▶ THE EXERCISE
Repeat the entries below exactly as they appear, with no pictures.
◆ ◆ ◆ ◆ ◆ ◆ ◆
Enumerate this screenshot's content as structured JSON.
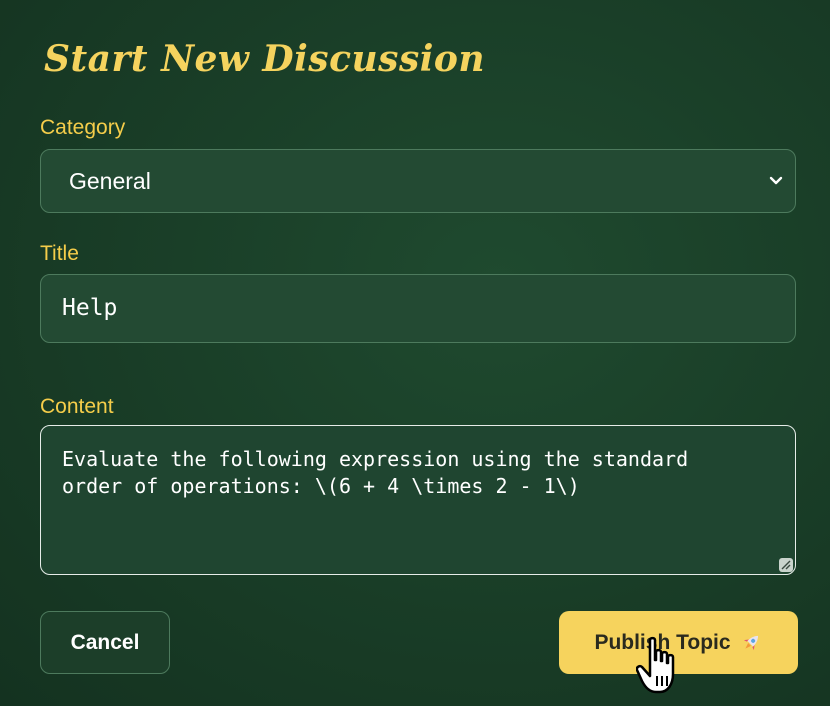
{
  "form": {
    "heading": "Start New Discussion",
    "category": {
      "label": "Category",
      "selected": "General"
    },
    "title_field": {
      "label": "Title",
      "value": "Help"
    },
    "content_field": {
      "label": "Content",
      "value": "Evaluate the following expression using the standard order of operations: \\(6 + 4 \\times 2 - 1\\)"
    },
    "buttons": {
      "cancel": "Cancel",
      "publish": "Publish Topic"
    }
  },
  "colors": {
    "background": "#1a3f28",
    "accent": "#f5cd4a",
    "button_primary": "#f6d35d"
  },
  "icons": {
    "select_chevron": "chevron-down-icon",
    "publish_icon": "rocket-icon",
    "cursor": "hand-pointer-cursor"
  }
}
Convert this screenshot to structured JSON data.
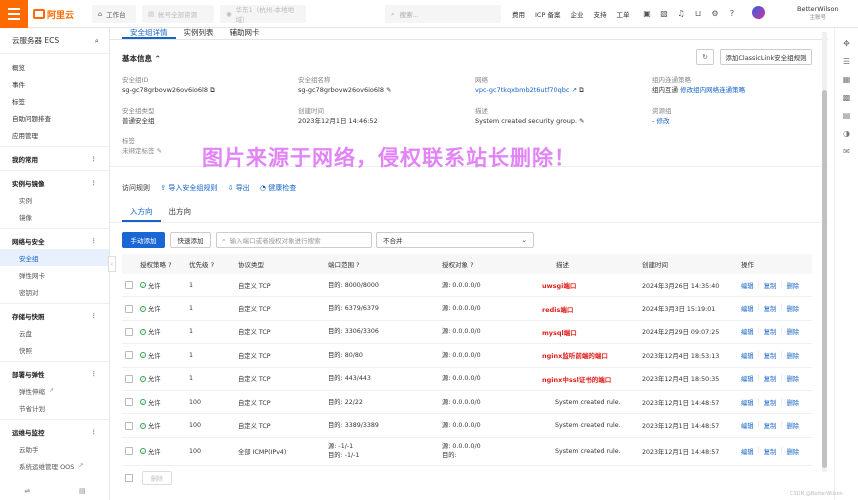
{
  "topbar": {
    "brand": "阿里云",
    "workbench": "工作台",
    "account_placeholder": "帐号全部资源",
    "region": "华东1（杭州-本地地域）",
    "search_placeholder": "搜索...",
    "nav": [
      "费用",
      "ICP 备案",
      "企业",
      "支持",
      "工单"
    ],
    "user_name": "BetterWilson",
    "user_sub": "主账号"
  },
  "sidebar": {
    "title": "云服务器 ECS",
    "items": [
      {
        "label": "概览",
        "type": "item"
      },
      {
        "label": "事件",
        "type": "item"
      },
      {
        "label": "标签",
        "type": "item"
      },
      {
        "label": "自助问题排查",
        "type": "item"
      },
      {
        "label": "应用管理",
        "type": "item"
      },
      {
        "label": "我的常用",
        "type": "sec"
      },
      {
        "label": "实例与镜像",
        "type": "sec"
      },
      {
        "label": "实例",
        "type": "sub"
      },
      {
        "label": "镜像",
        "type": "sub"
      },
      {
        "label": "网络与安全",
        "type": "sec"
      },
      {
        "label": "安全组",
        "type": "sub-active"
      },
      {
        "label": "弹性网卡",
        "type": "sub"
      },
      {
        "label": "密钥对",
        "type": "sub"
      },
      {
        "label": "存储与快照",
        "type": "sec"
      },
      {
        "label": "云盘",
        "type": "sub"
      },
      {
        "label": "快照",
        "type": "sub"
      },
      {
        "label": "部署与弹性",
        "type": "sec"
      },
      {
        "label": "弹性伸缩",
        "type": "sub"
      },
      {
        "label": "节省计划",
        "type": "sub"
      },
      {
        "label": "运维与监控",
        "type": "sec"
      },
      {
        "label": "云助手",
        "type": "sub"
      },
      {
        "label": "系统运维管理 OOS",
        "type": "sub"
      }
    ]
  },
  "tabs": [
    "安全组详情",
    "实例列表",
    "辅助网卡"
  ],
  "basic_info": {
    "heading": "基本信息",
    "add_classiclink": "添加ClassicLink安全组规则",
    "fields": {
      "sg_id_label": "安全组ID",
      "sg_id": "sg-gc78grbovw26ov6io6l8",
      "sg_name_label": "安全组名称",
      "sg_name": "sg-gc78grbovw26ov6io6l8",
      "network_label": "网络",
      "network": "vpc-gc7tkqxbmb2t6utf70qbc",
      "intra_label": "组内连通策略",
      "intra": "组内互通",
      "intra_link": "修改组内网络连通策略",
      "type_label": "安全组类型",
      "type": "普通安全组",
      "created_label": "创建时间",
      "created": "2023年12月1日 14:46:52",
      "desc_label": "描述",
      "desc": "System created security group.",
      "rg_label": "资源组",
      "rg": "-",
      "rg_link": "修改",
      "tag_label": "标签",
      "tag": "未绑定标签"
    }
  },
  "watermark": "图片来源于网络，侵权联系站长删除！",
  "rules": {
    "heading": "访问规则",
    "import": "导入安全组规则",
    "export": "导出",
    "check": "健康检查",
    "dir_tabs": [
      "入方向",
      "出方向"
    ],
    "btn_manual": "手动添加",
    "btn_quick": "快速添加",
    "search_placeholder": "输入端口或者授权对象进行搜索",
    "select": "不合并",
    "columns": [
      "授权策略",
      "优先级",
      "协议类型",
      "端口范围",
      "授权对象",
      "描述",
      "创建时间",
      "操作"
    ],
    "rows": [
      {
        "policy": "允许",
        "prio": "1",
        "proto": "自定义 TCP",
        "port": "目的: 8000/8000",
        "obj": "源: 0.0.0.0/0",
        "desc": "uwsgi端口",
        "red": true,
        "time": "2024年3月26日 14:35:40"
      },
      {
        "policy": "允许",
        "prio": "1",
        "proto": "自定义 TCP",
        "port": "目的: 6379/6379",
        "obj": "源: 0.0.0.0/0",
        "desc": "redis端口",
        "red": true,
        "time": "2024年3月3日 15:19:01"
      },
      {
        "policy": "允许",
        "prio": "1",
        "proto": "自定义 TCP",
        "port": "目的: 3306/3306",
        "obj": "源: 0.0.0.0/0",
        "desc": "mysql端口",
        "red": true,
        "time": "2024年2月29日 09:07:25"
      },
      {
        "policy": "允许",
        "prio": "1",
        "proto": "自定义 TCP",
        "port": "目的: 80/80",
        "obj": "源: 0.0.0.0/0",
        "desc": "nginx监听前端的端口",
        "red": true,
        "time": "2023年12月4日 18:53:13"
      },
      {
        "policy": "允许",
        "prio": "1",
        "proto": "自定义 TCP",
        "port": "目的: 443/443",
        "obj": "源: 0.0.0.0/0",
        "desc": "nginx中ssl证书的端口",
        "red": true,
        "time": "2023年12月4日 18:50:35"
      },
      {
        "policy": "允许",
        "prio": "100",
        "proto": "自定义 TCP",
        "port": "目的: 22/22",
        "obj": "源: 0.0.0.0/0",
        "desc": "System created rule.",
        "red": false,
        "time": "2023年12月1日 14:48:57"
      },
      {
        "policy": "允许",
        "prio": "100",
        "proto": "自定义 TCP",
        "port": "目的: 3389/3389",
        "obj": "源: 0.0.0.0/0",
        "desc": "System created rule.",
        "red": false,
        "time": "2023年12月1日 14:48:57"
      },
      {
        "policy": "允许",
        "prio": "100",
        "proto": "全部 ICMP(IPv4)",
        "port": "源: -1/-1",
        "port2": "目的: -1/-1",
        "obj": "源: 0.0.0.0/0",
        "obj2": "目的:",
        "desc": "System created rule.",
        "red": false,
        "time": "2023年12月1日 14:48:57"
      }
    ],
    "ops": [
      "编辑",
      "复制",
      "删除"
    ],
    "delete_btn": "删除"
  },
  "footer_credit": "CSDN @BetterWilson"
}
◆ ◆ ◆ ◆ ◆ ◆ ◆
▶ WRITTEN RESPONSE
Enumerate this screenshot's content as structured JSON.
{
  "form": {
    "heading": "Start New Discussion",
    "category": {
      "label": "Category",
      "selected": "General"
    },
    "title_field": {
      "label": "Title",
      "value": "Help"
    },
    "content_field": {
      "label": "Content",
      "value": "Evaluate the following expression using the standard order of operations: \\(6 + 4 \\times 2 - 1\\)"
    },
    "buttons": {
      "cancel": "Cancel",
      "publish": "Publish Topic"
    }
  },
  "colors": {
    "background": "#1a3f28",
    "accent": "#f5cd4a",
    "button_primary": "#f6d35d"
  },
  "icons": {
    "select_chevron": "chevron-down-icon",
    "publish_icon": "rocket-icon",
    "cursor": "hand-pointer-cursor"
  }
}
Convert this screenshot to structured JSON data.
{
  "topbar": {
    "brand": "阿里云",
    "workbench": "工作台",
    "account_placeholder": "帐号全部资源",
    "region": "华东1（杭州-本地地域）",
    "search_placeholder": "搜索...",
    "nav": [
      "费用",
      "ICP 备案",
      "企业",
      "支持",
      "工单"
    ],
    "user_name": "BetterWilson",
    "user_sub": "主账号"
  },
  "sidebar": {
    "title": "云服务器 ECS",
    "items": [
      {
        "label": "概览",
        "type": "item"
      },
      {
        "label": "事件",
        "type": "item"
      },
      {
        "label": "标签",
        "type": "item"
      },
      {
        "label": "自助问题排查",
        "type": "item"
      },
      {
        "label": "应用管理",
        "type": "item"
      },
      {
        "label": "我的常用",
        "type": "sec"
      },
      {
        "label": "实例与镜像",
        "type": "sec"
      },
      {
        "label": "实例",
        "type": "sub"
      },
      {
        "label": "镜像",
        "type": "sub"
      },
      {
        "label": "网络与安全",
        "type": "sec"
      },
      {
        "label": "安全组",
        "type": "sub-active"
      },
      {
        "label": "弹性网卡",
        "type": "sub"
      },
      {
        "label": "密钥对",
        "type": "sub"
      },
      {
        "label": "存储与快照",
        "type": "sec"
      },
      {
        "label": "云盘",
        "type": "sub"
      },
      {
        "label": "快照",
        "type": "sub"
      },
      {
        "label": "部署与弹性",
        "type": "sec"
      },
      {
        "label": "弹性伸缩",
        "type": "sub"
      },
      {
        "label": "节省计划",
        "type": "sub"
      },
      {
        "label": "运维与监控",
        "type": "sec"
      },
      {
        "label": "云助手",
        "type": "sub"
      },
      {
        "label": "系统运维管理 OOS",
        "type": "sub"
      }
    ]
  },
  "tabs": [
    "安全组详情",
    "实例列表",
    "辅助网卡"
  ],
  "basic_info": {
    "heading": "基本信息",
    "add_classiclink": "添加ClassicLink安全组规则",
    "fields": {
      "sg_id_label": "安全组ID",
      "sg_id": "sg-gc78grbovw26ov6io6l8",
      "sg_name_label": "安全组名称",
      "sg_name": "sg-gc78grbovw26ov6io6l8",
      "network_label": "网络",
      "network": "vpc-gc7tkqxbmb2t6utf70qbc",
      "intra_label": "组内连通策略",
      "intra": "组内互通",
      "intra_link": "修改组内网络连通策略",
      "type_label": "安全组类型",
      "type": "普通安全组",
      "created_label": "创建时间",
      "created": "2023年12月1日 14:46:52",
      "desc_label": "描述",
      "desc": "System created security group.",
      "rg_label": "资源组",
      "rg": "-",
      "rg_link": "修改",
      "tag_label": "标签",
      "tag": "未绑定标签"
    }
  },
  "watermark": "图片来源于网络，侵权联系站长删除！",
  "rules": {
    "heading": "访问规则",
    "import": "导入安全组规则",
    "export": "导出",
    "check": "健康检查",
    "dir_tabs": [
      "入方向",
      "出方向"
    ],
    "btn_manual": "手动添加",
    "btn_quick": "快速添加",
    "search_placeholder": "输入端口或者授权对象进行搜索",
    "select": "不合并",
    "columns": [
      "授权策略",
      "优先级",
      "协议类型",
      "端口范围",
      "授权对象",
      "描述",
      "创建时间",
      "操作"
    ],
    "rows": [
      {
        "policy": "允许",
        "prio": "1",
        "proto": "自定义 TCP",
        "port": "目的: 8000/8000",
        "obj": "源: 0.0.0.0/0",
        "desc": "uwsgi端口",
        "red": true,
        "time": "2024年3月26日 14:35:40"
      },
      {
        "policy": "允许",
        "prio": "1",
        "proto": "自定义 TCP",
        "port": "目的: 6379/6379",
        "obj": "源: 0.0.0.0/0",
        "desc": "redis端口",
        "red": true,
        "time": "2024年3月3日 15:19:01"
      },
      {
        "policy": "允许",
        "prio": "1",
        "proto": "自定义 TCP",
        "port": "目的: 3306/3306",
        "obj": "源: 0.0.0.0/0",
        "desc": "mysql端口",
        "red": true,
        "time": "2024年2月29日 09:07:25"
      },
      {
        "policy": "允许",
        "prio": "1",
        "proto": "自定义 TCP",
        "port": "目的: 80/80",
        "obj": "源: 0.0.0.0/0",
        "desc": "nginx监听前端的端口",
        "red": true,
        "time": "2023年12月4日 18:53:13"
      },
      {
        "policy": "允许",
        "prio": "1",
        "proto": "自定义 TCP",
        "port": "目的: 443/443",
        "obj": "源: 0.0.0.0/0",
        "desc": "nginx中ssl证书的端口",
        "red": true,
        "time": "2023年12月4日 18:50:35"
      },
      {
        "policy": "允许",
        "prio": "100",
        "proto": "自定义 TCP",
        "port": "目的: 22/22",
        "obj": "源: 0.0.0.0/0",
        "desc": "System created rule.",
        "red": false,
        "time": "2023年12月1日 14:48:57"
      },
      {
        "policy": "允许",
        "prio": "100",
        "proto": "自定义 TCP",
        "port": "目的: 3389/3389",
        "obj": "源: 0.0.0.0/0",
        "desc": "System created rule.",
        "red": false,
        "time": "2023年12月1日 14:48:57"
      },
      {
        "policy": "允许",
        "prio": "100",
        "proto": "全部 ICMP(IPv4)",
        "port": "源: -1/-1",
        "port2": "目的: -1/-1",
        "obj": "源: 0.0.0.0/0",
        "obj2": "目的:",
        "desc": "System created rule.",
        "red": false,
        "time": "2023年12月1日 14:48:57"
      }
    ],
    "ops": [
      "编辑",
      "复制",
      "删除"
    ],
    "delete_btn": "删除"
  },
  "footer_credit": "CSDN @BetterWilson"
}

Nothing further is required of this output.